• **What is being asked**
Scan the entries below and extract each line with the word "Subsequent" in it.

• **Recorded data**

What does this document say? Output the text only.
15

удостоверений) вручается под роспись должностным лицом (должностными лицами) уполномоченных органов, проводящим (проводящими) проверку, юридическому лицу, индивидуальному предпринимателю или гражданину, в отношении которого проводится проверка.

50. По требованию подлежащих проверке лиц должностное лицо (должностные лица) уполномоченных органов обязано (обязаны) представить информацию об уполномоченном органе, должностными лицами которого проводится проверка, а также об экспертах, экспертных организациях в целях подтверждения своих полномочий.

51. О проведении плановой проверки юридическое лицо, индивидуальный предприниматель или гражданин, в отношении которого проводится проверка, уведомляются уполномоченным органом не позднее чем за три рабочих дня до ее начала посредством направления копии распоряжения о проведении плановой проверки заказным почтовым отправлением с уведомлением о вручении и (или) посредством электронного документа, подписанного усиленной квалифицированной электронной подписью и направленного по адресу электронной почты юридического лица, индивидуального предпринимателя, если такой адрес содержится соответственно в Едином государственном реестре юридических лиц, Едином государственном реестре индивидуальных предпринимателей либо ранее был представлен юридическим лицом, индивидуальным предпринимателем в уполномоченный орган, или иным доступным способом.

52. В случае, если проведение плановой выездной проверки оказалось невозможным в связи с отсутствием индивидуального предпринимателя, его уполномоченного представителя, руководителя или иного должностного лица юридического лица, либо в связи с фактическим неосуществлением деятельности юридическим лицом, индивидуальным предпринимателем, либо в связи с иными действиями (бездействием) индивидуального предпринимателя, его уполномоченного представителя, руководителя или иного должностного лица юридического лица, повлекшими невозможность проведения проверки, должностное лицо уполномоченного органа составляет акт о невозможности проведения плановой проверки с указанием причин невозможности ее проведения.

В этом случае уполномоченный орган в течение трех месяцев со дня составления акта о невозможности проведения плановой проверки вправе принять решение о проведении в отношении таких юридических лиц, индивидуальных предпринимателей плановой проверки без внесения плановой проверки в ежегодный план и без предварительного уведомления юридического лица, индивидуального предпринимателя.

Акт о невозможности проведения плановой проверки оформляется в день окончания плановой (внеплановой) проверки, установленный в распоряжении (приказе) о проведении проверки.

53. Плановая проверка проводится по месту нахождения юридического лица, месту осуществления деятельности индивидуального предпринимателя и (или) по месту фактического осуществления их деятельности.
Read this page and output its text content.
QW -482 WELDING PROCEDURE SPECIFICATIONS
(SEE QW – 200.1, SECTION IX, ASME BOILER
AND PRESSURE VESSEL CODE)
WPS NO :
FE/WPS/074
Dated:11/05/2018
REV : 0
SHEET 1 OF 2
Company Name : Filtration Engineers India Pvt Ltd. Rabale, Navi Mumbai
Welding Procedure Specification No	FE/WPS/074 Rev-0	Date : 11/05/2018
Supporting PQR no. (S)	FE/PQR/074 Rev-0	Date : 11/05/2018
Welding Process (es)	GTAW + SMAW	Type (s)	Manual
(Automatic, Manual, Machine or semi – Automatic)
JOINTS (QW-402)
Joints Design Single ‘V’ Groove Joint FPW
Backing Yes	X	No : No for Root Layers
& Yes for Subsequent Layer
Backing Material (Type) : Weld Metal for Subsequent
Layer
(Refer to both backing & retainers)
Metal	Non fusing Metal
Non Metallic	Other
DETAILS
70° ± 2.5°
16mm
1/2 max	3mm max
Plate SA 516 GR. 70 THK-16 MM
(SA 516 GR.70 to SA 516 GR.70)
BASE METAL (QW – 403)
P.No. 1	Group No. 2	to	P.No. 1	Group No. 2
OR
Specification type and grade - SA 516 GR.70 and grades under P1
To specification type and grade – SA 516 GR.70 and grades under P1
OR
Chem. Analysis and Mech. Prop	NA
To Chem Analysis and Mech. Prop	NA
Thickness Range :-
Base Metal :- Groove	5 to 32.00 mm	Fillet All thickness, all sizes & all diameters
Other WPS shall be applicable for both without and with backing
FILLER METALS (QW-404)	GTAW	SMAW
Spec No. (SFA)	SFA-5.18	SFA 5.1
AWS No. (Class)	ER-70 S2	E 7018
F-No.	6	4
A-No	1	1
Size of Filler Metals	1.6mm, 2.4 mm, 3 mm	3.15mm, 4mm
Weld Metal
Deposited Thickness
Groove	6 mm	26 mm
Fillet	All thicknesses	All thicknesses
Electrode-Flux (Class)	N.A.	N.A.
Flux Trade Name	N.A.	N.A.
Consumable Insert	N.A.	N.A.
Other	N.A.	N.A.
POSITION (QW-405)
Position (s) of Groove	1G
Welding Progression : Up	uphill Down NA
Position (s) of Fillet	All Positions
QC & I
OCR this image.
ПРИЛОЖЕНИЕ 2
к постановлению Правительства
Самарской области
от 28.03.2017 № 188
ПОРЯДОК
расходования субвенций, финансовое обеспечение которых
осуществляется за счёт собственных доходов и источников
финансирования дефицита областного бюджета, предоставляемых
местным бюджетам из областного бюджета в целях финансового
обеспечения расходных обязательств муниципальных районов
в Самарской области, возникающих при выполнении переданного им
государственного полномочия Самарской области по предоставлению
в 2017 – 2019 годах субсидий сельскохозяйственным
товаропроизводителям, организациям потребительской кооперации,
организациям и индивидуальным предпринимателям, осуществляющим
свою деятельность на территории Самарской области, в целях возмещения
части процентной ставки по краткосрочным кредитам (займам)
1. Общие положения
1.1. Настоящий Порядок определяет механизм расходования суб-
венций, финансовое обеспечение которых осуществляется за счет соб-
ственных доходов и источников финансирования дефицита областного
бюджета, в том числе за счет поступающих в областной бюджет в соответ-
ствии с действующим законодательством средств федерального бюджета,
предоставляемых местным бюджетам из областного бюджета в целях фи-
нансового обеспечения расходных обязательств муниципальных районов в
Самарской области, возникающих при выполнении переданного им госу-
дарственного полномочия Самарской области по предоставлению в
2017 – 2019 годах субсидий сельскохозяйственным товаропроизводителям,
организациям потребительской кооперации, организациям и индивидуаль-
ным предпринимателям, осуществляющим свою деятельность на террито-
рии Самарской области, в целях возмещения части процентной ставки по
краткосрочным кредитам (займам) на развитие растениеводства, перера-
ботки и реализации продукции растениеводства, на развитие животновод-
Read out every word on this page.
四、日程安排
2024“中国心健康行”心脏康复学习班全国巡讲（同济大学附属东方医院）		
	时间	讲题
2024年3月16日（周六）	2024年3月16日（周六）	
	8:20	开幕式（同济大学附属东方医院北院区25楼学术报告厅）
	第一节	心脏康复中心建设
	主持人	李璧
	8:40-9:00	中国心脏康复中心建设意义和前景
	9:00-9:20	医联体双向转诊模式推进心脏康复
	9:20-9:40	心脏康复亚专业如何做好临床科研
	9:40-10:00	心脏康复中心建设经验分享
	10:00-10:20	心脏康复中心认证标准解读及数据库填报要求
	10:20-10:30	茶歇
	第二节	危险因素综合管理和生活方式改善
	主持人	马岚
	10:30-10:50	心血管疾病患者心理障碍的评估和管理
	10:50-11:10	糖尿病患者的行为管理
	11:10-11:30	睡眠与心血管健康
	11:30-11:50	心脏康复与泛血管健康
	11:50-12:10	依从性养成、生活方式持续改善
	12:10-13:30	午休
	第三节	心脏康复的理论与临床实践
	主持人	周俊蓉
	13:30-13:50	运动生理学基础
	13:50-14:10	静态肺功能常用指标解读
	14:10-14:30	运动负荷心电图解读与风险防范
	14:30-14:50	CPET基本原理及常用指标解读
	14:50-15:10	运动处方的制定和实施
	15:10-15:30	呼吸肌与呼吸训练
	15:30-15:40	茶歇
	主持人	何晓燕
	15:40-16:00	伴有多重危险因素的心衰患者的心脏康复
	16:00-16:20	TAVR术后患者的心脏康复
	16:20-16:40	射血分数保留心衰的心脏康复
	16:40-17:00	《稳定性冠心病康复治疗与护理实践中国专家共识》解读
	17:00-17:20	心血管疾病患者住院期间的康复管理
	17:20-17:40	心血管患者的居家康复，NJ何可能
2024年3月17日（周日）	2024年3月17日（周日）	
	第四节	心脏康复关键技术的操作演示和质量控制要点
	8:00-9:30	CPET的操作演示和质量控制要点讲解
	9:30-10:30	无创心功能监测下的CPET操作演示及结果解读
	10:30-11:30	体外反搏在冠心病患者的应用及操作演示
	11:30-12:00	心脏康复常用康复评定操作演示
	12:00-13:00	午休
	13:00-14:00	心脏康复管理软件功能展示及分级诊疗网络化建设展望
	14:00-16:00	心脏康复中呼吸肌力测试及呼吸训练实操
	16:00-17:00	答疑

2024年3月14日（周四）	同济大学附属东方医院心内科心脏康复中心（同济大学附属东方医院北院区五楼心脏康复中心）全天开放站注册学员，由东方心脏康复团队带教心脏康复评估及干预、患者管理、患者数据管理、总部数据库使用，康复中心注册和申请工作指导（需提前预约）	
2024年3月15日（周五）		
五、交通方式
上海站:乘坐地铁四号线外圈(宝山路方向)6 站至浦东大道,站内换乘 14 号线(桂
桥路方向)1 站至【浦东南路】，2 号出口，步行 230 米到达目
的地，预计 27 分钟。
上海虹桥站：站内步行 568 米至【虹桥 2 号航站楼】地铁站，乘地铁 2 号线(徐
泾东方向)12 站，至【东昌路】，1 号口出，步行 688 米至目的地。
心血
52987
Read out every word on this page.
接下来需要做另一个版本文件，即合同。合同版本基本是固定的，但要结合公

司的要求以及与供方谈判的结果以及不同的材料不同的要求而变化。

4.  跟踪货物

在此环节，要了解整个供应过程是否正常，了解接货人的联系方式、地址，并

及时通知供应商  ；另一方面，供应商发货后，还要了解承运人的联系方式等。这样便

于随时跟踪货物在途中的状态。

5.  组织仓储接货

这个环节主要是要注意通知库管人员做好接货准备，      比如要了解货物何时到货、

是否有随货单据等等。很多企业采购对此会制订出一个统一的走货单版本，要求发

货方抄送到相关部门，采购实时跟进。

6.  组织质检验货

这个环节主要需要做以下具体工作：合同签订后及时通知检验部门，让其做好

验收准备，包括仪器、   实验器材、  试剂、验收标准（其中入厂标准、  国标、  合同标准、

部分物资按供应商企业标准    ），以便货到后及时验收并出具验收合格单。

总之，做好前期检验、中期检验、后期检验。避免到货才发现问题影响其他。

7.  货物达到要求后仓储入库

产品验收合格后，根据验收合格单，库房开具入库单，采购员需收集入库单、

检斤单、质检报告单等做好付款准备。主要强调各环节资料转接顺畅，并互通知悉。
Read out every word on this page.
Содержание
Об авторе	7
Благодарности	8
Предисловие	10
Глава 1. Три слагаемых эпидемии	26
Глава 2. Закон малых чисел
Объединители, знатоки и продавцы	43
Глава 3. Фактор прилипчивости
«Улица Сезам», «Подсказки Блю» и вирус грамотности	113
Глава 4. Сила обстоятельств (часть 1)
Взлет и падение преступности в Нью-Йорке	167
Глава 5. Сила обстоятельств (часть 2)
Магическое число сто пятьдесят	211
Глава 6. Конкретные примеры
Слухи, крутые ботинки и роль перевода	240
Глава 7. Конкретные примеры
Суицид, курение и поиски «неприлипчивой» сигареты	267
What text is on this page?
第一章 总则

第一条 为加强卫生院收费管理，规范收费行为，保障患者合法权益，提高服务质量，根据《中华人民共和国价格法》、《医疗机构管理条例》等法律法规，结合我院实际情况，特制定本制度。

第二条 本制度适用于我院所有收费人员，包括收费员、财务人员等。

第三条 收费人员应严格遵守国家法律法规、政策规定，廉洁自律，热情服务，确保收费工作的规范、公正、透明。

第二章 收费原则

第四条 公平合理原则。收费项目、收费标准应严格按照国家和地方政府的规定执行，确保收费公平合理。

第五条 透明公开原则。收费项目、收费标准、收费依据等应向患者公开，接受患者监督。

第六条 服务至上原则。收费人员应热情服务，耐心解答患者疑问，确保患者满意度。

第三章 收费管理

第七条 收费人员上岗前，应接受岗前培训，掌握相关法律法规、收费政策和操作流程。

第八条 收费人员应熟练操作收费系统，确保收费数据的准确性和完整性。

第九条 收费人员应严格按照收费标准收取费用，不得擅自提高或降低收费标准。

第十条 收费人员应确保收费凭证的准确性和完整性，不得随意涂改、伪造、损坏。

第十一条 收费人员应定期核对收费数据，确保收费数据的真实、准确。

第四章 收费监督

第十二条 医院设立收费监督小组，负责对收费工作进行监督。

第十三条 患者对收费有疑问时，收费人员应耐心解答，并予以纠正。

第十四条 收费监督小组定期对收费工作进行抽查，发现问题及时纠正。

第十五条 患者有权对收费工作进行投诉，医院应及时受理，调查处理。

• **Full output**
& Yes for Subsequent Layer
Backing Material (Type) : Weld Metal for Subsequent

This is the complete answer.